Stored items
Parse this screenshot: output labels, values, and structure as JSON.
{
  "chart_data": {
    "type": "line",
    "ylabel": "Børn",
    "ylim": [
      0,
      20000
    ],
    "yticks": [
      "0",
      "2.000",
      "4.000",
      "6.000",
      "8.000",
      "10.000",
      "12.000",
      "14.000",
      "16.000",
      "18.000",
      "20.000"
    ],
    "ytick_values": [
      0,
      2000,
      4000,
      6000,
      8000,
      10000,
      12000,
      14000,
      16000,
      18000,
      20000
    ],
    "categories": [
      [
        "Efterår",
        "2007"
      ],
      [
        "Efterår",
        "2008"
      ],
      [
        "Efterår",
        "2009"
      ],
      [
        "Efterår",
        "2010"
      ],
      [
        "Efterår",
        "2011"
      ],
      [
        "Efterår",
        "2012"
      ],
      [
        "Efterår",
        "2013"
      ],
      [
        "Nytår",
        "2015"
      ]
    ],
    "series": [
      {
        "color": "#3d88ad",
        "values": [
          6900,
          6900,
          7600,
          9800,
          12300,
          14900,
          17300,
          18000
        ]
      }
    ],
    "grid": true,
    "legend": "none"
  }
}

• [WORK REQUIRED]
Write out all of the records above exactly as they appear.

• [ANSWER TO THE TASK]
Parse this screenshot: output labels, values, and structure as JSON.
{
  "chart_data": {
    "type": "line",
    "ylabel": "Børn",
    "ylim": [
      0,
      20000
    ],
    "yticks": [
      "0",
      "2.000",
      "4.000",
      "6.000",
      "8.000",
      "10.000",
      "12.000",
      "14.000",
      "16.000",
      "18.000",
      "20.000"
    ],
    "ytick_values": [
      0,
      2000,
      4000,
      6000,
      8000,
      10000,
      12000,
      14000,
      16000,
      18000,
      20000
    ],
    "categories": [
      [
        "Efterår",
        "2007"
      ],
      [
        "Efterår",
        "2008"
      ],
      [
        "Efterår",
        "2009"
      ],
      [
        "Efterår",
        "2010"
      ],
      [
        "Efterår",
        "2011"
      ],
      [
        "Efterår",
        "2012"
      ],
      [
        "Efterår",
        "2013"
      ],
      [
        "Nytår",
        "2015"
      ]
    ],
    "series": [
      {
        "color": "#3d88ad",
        "values": [
          6900,
          6900,
          7600,
          9800,
          12300,
          14900,
          17300,
          18000
        ]
      }
    ],
    "grid": true,
    "legend": "none"
  }
}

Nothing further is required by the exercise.